Start of Rows

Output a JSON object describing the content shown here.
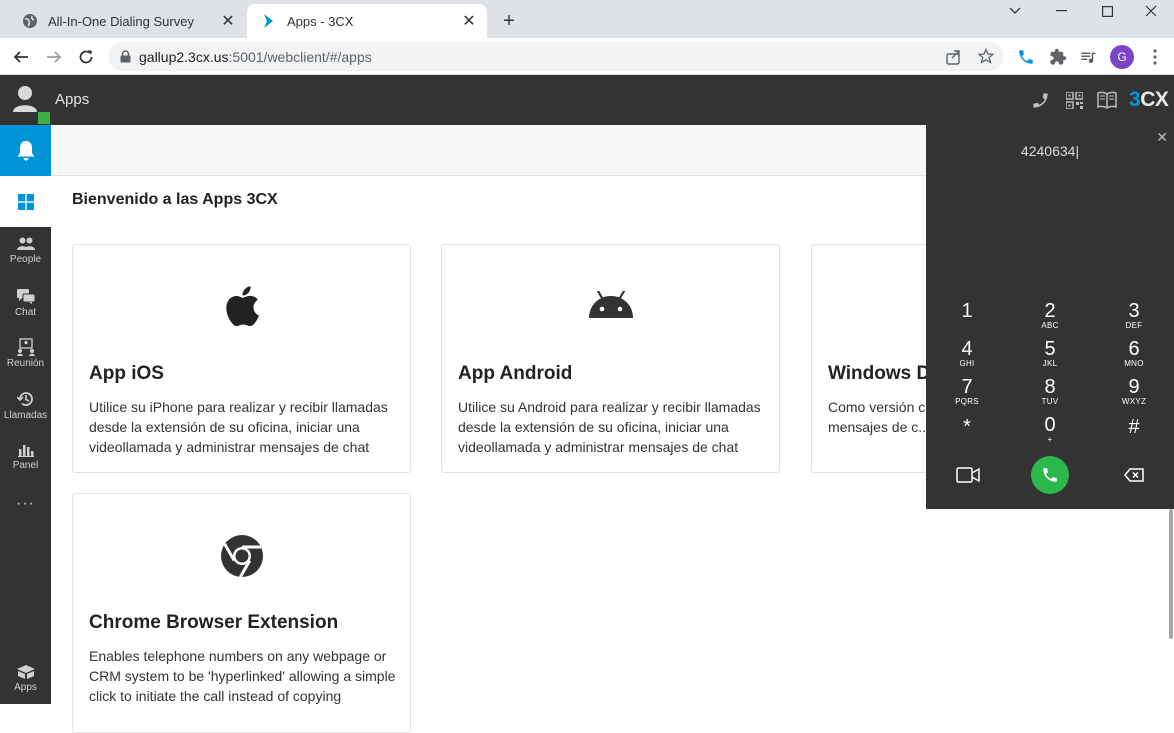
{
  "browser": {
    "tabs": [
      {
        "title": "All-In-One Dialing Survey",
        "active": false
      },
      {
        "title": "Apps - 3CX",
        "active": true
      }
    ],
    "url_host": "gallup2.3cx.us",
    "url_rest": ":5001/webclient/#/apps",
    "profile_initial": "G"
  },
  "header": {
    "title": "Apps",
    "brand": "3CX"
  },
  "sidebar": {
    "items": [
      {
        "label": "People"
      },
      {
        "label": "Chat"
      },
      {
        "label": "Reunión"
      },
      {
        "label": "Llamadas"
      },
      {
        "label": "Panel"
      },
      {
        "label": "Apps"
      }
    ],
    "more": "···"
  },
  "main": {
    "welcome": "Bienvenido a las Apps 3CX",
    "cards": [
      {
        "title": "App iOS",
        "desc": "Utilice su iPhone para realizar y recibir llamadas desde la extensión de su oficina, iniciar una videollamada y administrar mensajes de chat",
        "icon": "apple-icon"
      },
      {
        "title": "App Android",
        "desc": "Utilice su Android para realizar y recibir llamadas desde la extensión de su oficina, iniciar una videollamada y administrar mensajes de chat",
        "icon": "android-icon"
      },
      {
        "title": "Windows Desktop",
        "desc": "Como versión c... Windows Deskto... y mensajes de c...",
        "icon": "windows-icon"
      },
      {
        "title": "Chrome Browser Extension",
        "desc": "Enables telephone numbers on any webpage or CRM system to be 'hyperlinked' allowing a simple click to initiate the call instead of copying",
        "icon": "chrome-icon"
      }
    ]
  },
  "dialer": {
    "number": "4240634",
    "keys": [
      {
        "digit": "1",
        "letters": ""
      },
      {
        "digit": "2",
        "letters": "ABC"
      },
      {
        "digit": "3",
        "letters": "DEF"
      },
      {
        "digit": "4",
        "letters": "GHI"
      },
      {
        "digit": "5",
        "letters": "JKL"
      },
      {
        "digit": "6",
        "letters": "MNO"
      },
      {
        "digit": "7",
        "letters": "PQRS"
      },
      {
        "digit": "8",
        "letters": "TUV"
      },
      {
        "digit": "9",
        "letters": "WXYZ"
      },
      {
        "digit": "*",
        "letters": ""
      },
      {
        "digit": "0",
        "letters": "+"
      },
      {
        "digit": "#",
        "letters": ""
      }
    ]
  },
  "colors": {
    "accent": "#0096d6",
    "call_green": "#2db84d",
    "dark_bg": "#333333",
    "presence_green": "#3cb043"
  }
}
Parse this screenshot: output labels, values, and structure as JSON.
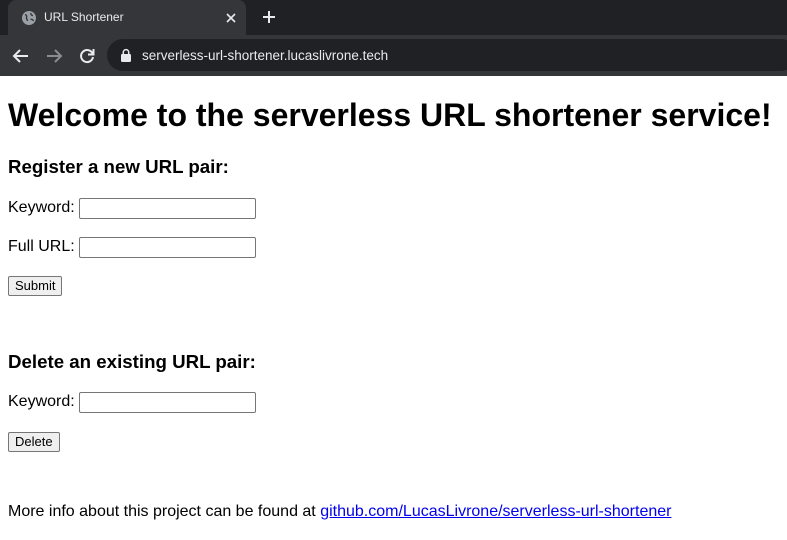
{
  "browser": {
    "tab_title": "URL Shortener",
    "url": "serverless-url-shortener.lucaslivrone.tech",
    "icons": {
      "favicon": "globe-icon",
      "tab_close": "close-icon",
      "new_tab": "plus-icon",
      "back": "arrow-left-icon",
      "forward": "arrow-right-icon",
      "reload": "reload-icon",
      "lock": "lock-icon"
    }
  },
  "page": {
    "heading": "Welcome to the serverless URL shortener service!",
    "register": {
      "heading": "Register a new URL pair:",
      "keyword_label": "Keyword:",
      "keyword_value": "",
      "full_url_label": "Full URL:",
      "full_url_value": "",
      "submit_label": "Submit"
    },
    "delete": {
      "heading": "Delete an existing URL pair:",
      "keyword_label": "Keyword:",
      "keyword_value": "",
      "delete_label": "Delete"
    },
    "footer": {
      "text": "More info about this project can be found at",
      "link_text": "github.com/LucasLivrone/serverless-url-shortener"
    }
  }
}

End of Rows

## Work instructions
Extract, from the material above, each line holding the word "realizar".

## Complete output
        "desc": "Utilice su iPhone para realizar y recibir llamadas desde la extensión de su oficina, iniciar una videollamada y administrar mensajes de chat",
        "desc": "Utilice su Android para realizar y recibir llamadas desde la extensión de su oficina, iniciar una videollamada y administrar mensajes de chat",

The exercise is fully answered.